For the copy, please give all of the data again exactly and leave the pictures out.

Figure data in JSON
----
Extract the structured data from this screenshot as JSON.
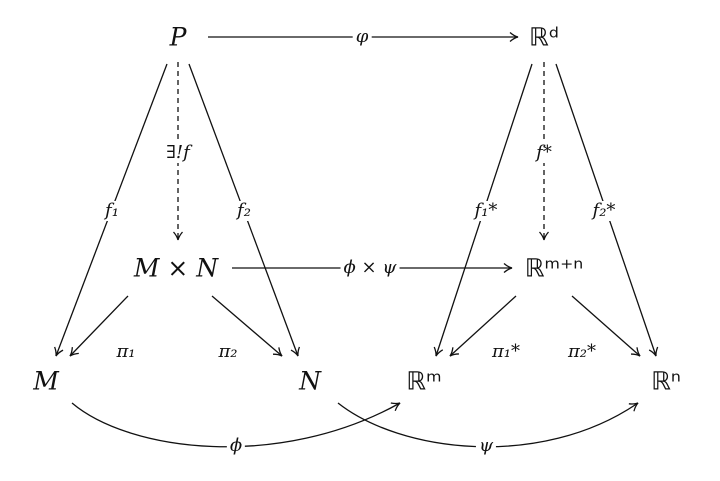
{
  "nodes": {
    "p": "P",
    "rd": "ℝᵈ",
    "mxn": "M × N",
    "rmn": "ℝᵐ⁺ⁿ",
    "m": "M",
    "n": "N",
    "rm": "ℝᵐ",
    "rn": "ℝⁿ"
  },
  "labels": {
    "varphi": "φ",
    "exists_f": "∃!f",
    "f_star": "f*",
    "f1": "f₁",
    "f2": "f₂",
    "f1_star": "f₁*",
    "f2_star": "f₂*",
    "phi_x_psi": "ϕ × ψ",
    "pi1": "π₁",
    "pi2": "π₂",
    "pi1_star": "π₁*",
    "pi2_star": "π₂*",
    "phi": "ϕ",
    "psi": "ψ"
  },
  "colors": {
    "stroke": "#111111",
    "background": "#ffffff"
  }
}
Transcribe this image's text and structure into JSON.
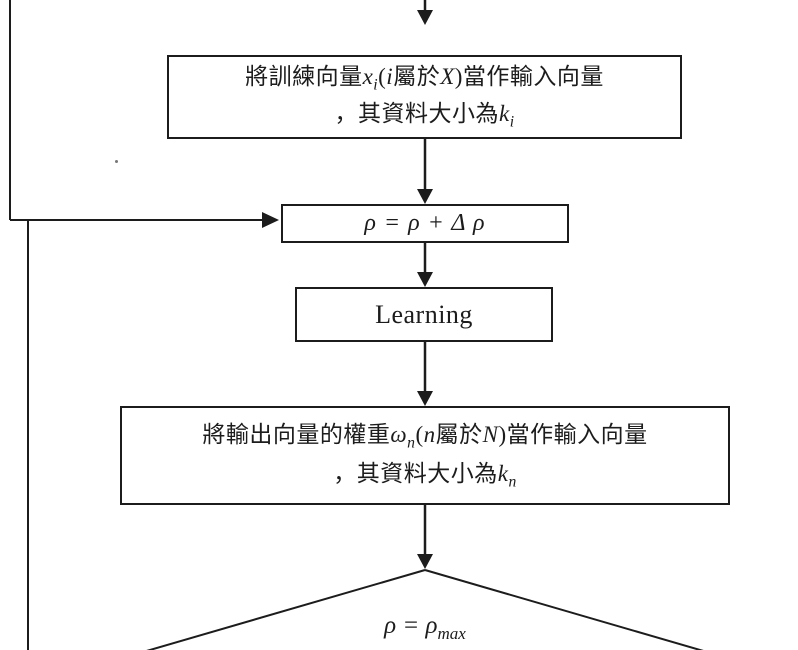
{
  "canvas": {
    "background": "#ffffff",
    "ink": "#1c1c1c"
  },
  "box1": {
    "line1": {
      "pre": "將訓練向量",
      "v1": "x",
      "sub1": "i",
      "open": "(",
      "v2": "i",
      "mid": "屬於",
      "v3": "X",
      "close": ")當作輸入向量"
    },
    "line2": {
      "pre": "，其資料大小為",
      "v1": "k",
      "sub1": "i"
    }
  },
  "rho_update": {
    "label": "ρ = ρ + Δ ρ"
  },
  "learning": {
    "label": "Learning"
  },
  "box4": {
    "line1": {
      "pre": "將輸出向量的權重",
      "v1": "ω",
      "sub1": "n",
      "open": "(",
      "v2": "n",
      "mid": "屬於",
      "v3": "N",
      "close": ")當作輸入向量"
    },
    "line2": {
      "pre": "，其資料大小為",
      "v1": "k",
      "sub1": "n"
    }
  },
  "decision": {
    "main": "ρ = ρ",
    "sub": "max"
  }
}
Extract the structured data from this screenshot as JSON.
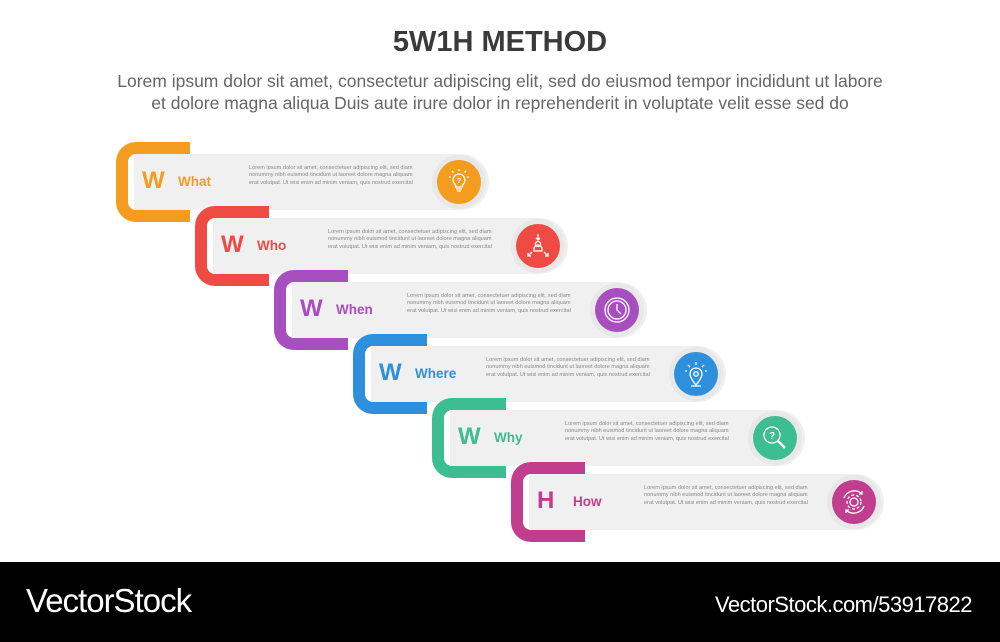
{
  "header": {
    "title": "5W1H METHOD",
    "subtitle_line1": "Lorem ipsum dolor sit amet, consectetur adipiscing elit, sed do eiusmod tempor incididunt ut labore",
    "subtitle_line2": "et dolore magna aliqua Duis aute irure dolor in reprehenderit in voluptate velit esse sed do"
  },
  "items": [
    {
      "letter": "W",
      "label": "What",
      "color": "#f39c1f",
      "icon": "lightbulb-question-icon",
      "desc": "Lorem ipsum dolor sit amet, consectetuer adipiscing elit, sed diam nonummy nibh euismod tincidunt ut laoreet dolore magna aliquam erat volutpat. Ut wisi enim ad minim veniam, quis nostrud exercital"
    },
    {
      "letter": "W",
      "label": "Who",
      "color": "#f04a44",
      "icon": "person-arrows-icon",
      "desc": "Lorem ipsum dolor sit amet, consectetuer adipiscing elit, sed diam nonummy nibh euismod tincidunt ut laoreet dolore magna aliquam erat volutpat. Ut wisi enim ad minim veniam, quis nostrud exercital"
    },
    {
      "letter": "W",
      "label": "When",
      "color": "#a84fbf",
      "icon": "clock-icon",
      "desc": "Lorem ipsum dolor sit amet, consectetuer adipiscing elit, sed diam nonummy nibh euismod tincidunt ut laoreet dolore magna aliquam erat volutpat. Ut wisi enim ad minim veniam, quis nostrud exercital"
    },
    {
      "letter": "W",
      "label": "Where",
      "color": "#2e8fdc",
      "icon": "location-pin-icon",
      "desc": "Lorem ipsum dolor sit amet, consectetuer adipiscing elit, sed diam nonummy nibh euismod tincidunt ut laoreet dolore magna aliquam erat volutpat. Ut wisi enim ad minim veniam, quis nostrud exercital"
    },
    {
      "letter": "W",
      "label": "Why",
      "color": "#3dbd92",
      "icon": "magnifier-question-icon",
      "desc": "Lorem ipsum dolor sit amet, consectetuer adipiscing elit, sed diam nonummy nibh euismod tincidunt ut laoreet dolore magna aliquam erat volutpat. Ut wisi enim ad minim veniam, quis nostrud exercital"
    },
    {
      "letter": "H",
      "label": "How",
      "color": "#c13d8e",
      "icon": "gear-cycle-icon",
      "desc": "Lorem ipsum dolor sit amet, consectetuer adipiscing elit, sed diam nonummy nibh euismod tincidunt ut laoreet dolore magna aliquam erat volutpat. Ut wisi enim ad minim veniam, quis nostrud exercital"
    }
  ],
  "footer": {
    "logo": "VectorStock",
    "url": "VectorStock.com/53917822"
  }
}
----
**COMPLETE ANSWER**:
Extract the structured data from this screenshot as JSON.
{
  "nodes": {
    "p": "P",
    "rd": "ℝᵈ",
    "mxn": "M × N",
    "rmn": "ℝᵐ⁺ⁿ",
    "m": "M",
    "n": "N",
    "rm": "ℝᵐ",
    "rn": "ℝⁿ"
  },
  "labels": {
    "varphi": "φ",
    "exists_f": "∃!f",
    "f_star": "f*",
    "f1": "f₁",
    "f2": "f₂",
    "f1_star": "f₁*",
    "f2_star": "f₂*",
    "phi_x_psi": "ϕ × ψ",
    "pi1": "π₁",
    "pi2": "π₂",
    "pi1_star": "π₁*",
    "pi2_star": "π₂*",
    "phi": "ϕ",
    "psi": "ψ"
  },
  "colors": {
    "stroke": "#111111",
    "background": "#ffffff"
  }
}
Transcribe this image's text and structure into JSON.
{
  "canvas": {
    "background": "#ffffff",
    "ink": "#1c1c1c"
  },
  "box1": {
    "line1": {
      "pre": "將訓練向量",
      "v1": "x",
      "sub1": "i",
      "open": "(",
      "v2": "i",
      "mid": "屬於",
      "v3": "X",
      "close": ")當作輸入向量"
    },
    "line2": {
      "pre": "，其資料大小為",
      "v1": "k",
      "sub1": "i"
    }
  },
  "rho_update": {
    "label": "ρ = ρ + Δ ρ"
  },
  "learning": {
    "label": "Learning"
  },
  "box4": {
    "line1": {
      "pre": "將輸出向量的權重",
      "v1": "ω",
      "sub1": "n",
      "open": "(",
      "v2": "n",
      "mid": "屬於",
      "v3": "N",
      "close": ")當作輸入向量"
    },
    "line2": {
      "pre": "，其資料大小為",
      "v1": "k",
      "sub1": "n"
    }
  },
  "decision": {
    "main": "ρ = ρ",
    "sub": "max"
  }
}
Extract the structured data from this screenshot as JSON.
{
  "header": {
    "title": "5W1H METHOD",
    "subtitle_line1": "Lorem ipsum dolor sit amet, consectetur adipiscing elit, sed do eiusmod tempor incididunt ut labore",
    "subtitle_line2": "et dolore magna aliqua Duis aute irure dolor in reprehenderit in voluptate velit esse sed do"
  },
  "items": [
    {
      "letter": "W",
      "label": "What",
      "color": "#f39c1f",
      "icon": "lightbulb-question-icon",
      "desc": "Lorem ipsum dolor sit amet, consectetuer adipiscing elit, sed diam nonummy nibh euismod tincidunt ut laoreet dolore magna aliquam erat volutpat. Ut wisi enim ad minim veniam, quis nostrud exercital"
    },
    {
      "letter": "W",
      "label": "Who",
      "color": "#f04a44",
      "icon": "person-arrows-icon",
      "desc": "Lorem ipsum dolor sit amet, consectetuer adipiscing elit, sed diam nonummy nibh euismod tincidunt ut laoreet dolore magna aliquam erat volutpat. Ut wisi enim ad minim veniam, quis nostrud exercital"
    },
    {
      "letter": "W",
      "label": "When",
      "color": "#a84fbf",
      "icon": "clock-icon",
      "desc": "Lorem ipsum dolor sit amet, consectetuer adipiscing elit, sed diam nonummy nibh euismod tincidunt ut laoreet dolore magna aliquam erat volutpat. Ut wisi enim ad minim veniam, quis nostrud exercital"
    },
    {
      "letter": "W",
      "label": "Where",
      "color": "#2e8fdc",
      "icon": "location-pin-icon",
      "desc": "Lorem ipsum dolor sit amet, consectetuer adipiscing elit, sed diam nonummy nibh euismod tincidunt ut laoreet dolore magna aliquam erat volutpat. Ut wisi enim ad minim veniam, quis nostrud exercital"
    },
    {
      "letter": "W",
      "label": "Why",
      "color": "#3dbd92",
      "icon": "magnifier-question-icon",
      "desc": "Lorem ipsum dolor sit amet, consectetuer adipiscing elit, sed diam nonummy nibh euismod tincidunt ut laoreet dolore magna aliquam erat volutpat. Ut wisi enim ad minim veniam, quis nostrud exercital"
    },
    {
      "letter": "H",
      "label": "How",
      "color": "#c13d8e",
      "icon": "gear-cycle-icon",
      "desc": "Lorem ipsum dolor sit amet, consectetuer adipiscing elit, sed diam nonummy nibh euismod tincidunt ut laoreet dolore magna aliquam erat volutpat. Ut wisi enim ad minim veniam, quis nostrud exercital"
    }
  ],
  "footer": {
    "logo": "VectorStock",
    "url": "VectorStock.com/53917822"
  }
}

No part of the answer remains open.